Chart and figure data

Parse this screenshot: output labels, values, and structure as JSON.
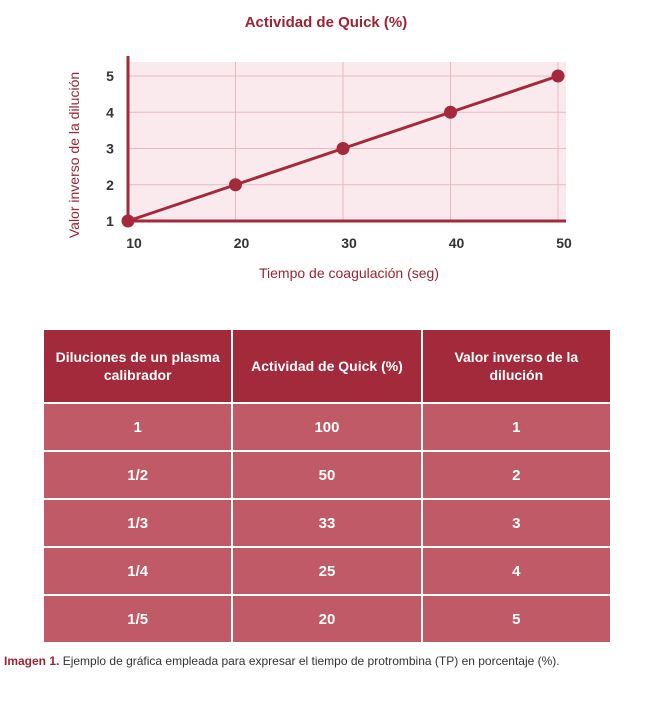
{
  "chart_data": {
    "type": "line",
    "title": "Actividad de Quick (%)",
    "xlabel": "Tiempo de coagulación (seg)",
    "ylabel": "Valor inverso de la dilución",
    "x": [
      10,
      20,
      30,
      40,
      50
    ],
    "y": [
      1,
      2,
      3,
      4,
      5
    ],
    "xticks": [
      "10",
      "20",
      "30",
      "40",
      "50"
    ],
    "yticks": [
      "1",
      "2",
      "3",
      "4",
      "5"
    ],
    "xlim": [
      10,
      50
    ],
    "ylim": [
      1,
      5
    ],
    "grid": true,
    "colors": {
      "line": "#a32a3b",
      "plot_bg": "#fbeaed",
      "grid": "#e7b9c1"
    }
  },
  "table": {
    "headers": [
      "Diluciones de un plasma calibrador",
      "Actividad de Quick (%)",
      "Valor inverso de la dilución"
    ],
    "rows": [
      [
        "1",
        "100",
        "1"
      ],
      [
        "1/2",
        "50",
        "2"
      ],
      [
        "1/3",
        "33",
        "3"
      ],
      [
        "1/4",
        "25",
        "4"
      ],
      [
        "1/5",
        "20",
        "5"
      ]
    ],
    "colors": {
      "header_bg": "#a32a3b",
      "cell_bg": "#bf5a66"
    }
  },
  "caption": {
    "label": "Imagen 1.",
    "text": "Ejemplo de gráfica empleada para expresar el tiempo de protrombina (TP) en porcentaje (%)."
  }
}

THE EXERCISE →
Copy the listing word for word, excluding its pictures.

PROBLEM SOLUTION →
Parse this screenshot: output labels, values, and structure as JSON.
{
  "chart_data": {
    "type": "line",
    "title": "Actividad de Quick (%)",
    "xlabel": "Tiempo de coagulación (seg)",
    "ylabel": "Valor inverso de la dilución",
    "x": [
      10,
      20,
      30,
      40,
      50
    ],
    "y": [
      1,
      2,
      3,
      4,
      5
    ],
    "xticks": [
      "10",
      "20",
      "30",
      "40",
      "50"
    ],
    "yticks": [
      "1",
      "2",
      "3",
      "4",
      "5"
    ],
    "xlim": [
      10,
      50
    ],
    "ylim": [
      1,
      5
    ],
    "grid": true,
    "colors": {
      "line": "#a32a3b",
      "plot_bg": "#fbeaed",
      "grid": "#e7b9c1"
    }
  },
  "table": {
    "headers": [
      "Diluciones de un plasma calibrador",
      "Actividad de Quick (%)",
      "Valor inverso de la dilución"
    ],
    "rows": [
      [
        "1",
        "100",
        "1"
      ],
      [
        "1/2",
        "50",
        "2"
      ],
      [
        "1/3",
        "33",
        "3"
      ],
      [
        "1/4",
        "25",
        "4"
      ],
      [
        "1/5",
        "20",
        "5"
      ]
    ],
    "colors": {
      "header_bg": "#a32a3b",
      "cell_bg": "#bf5a66"
    }
  },
  "caption": {
    "label": "Imagen 1.",
    "text": "Ejemplo de gráfica empleada para expresar el tiempo de protrombina (TP) en porcentaje (%)."
  }
}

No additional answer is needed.